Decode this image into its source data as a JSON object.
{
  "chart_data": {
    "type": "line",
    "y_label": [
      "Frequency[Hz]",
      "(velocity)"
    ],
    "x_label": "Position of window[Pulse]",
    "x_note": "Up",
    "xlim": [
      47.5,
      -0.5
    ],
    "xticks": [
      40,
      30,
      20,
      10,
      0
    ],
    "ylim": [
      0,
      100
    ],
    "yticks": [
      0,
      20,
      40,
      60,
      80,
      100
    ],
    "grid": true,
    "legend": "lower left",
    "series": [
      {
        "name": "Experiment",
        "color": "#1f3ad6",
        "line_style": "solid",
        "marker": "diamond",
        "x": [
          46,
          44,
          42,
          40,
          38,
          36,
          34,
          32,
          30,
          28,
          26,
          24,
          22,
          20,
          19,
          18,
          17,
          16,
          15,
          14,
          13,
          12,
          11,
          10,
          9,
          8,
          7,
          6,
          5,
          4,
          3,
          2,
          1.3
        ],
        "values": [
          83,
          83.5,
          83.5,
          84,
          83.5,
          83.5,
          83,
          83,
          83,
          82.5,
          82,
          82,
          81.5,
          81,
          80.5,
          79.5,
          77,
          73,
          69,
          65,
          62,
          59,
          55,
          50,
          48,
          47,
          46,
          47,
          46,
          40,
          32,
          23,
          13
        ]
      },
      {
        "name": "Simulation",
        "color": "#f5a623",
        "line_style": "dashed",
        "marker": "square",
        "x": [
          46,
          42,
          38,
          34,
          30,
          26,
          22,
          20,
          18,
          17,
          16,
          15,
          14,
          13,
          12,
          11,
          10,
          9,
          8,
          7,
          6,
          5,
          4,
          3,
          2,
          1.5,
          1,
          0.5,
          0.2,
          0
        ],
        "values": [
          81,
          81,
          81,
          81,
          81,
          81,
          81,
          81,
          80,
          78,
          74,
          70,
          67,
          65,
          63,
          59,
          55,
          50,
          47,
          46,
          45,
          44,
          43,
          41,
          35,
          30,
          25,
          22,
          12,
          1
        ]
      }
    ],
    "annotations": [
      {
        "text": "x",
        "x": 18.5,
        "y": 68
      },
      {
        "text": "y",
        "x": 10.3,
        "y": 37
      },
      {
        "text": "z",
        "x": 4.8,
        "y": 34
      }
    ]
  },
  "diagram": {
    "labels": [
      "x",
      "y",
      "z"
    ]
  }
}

Given instruction: Every record above should be copied exactly.

Answer to the exercise:
Decode this image into its source data as a JSON object.
{
  "chart_data": {
    "type": "line",
    "y_label": [
      "Frequency[Hz]",
      "(velocity)"
    ],
    "x_label": "Position of window[Pulse]",
    "x_note": "Up",
    "xlim": [
      47.5,
      -0.5
    ],
    "xticks": [
      40,
      30,
      20,
      10,
      0
    ],
    "ylim": [
      0,
      100
    ],
    "yticks": [
      0,
      20,
      40,
      60,
      80,
      100
    ],
    "grid": true,
    "legend": "lower left",
    "series": [
      {
        "name": "Experiment",
        "color": "#1f3ad6",
        "line_style": "solid",
        "marker": "diamond",
        "x": [
          46,
          44,
          42,
          40,
          38,
          36,
          34,
          32,
          30,
          28,
          26,
          24,
          22,
          20,
          19,
          18,
          17,
          16,
          15,
          14,
          13,
          12,
          11,
          10,
          9,
          8,
          7,
          6,
          5,
          4,
          3,
          2,
          1.3
        ],
        "values": [
          83,
          83.5,
          83.5,
          84,
          83.5,
          83.5,
          83,
          83,
          83,
          82.5,
          82,
          82,
          81.5,
          81,
          80.5,
          79.5,
          77,
          73,
          69,
          65,
          62,
          59,
          55,
          50,
          48,
          47,
          46,
          47,
          46,
          40,
          32,
          23,
          13
        ]
      },
      {
        "name": "Simulation",
        "color": "#f5a623",
        "line_style": "dashed",
        "marker": "square",
        "x": [
          46,
          42,
          38,
          34,
          30,
          26,
          22,
          20,
          18,
          17,
          16,
          15,
          14,
          13,
          12,
          11,
          10,
          9,
          8,
          7,
          6,
          5,
          4,
          3,
          2,
          1.5,
          1,
          0.5,
          0.2,
          0
        ],
        "values": [
          81,
          81,
          81,
          81,
          81,
          81,
          81,
          81,
          80,
          78,
          74,
          70,
          67,
          65,
          63,
          59,
          55,
          50,
          47,
          46,
          45,
          44,
          43,
          41,
          35,
          30,
          25,
          22,
          12,
          1
        ]
      }
    ],
    "annotations": [
      {
        "text": "x",
        "x": 18.5,
        "y": 68
      },
      {
        "text": "y",
        "x": 10.3,
        "y": 37
      },
      {
        "text": "z",
        "x": 4.8,
        "y": 34
      }
    ]
  },
  "diagram": {
    "labels": [
      "x",
      "y",
      "z"
    ]
  }
}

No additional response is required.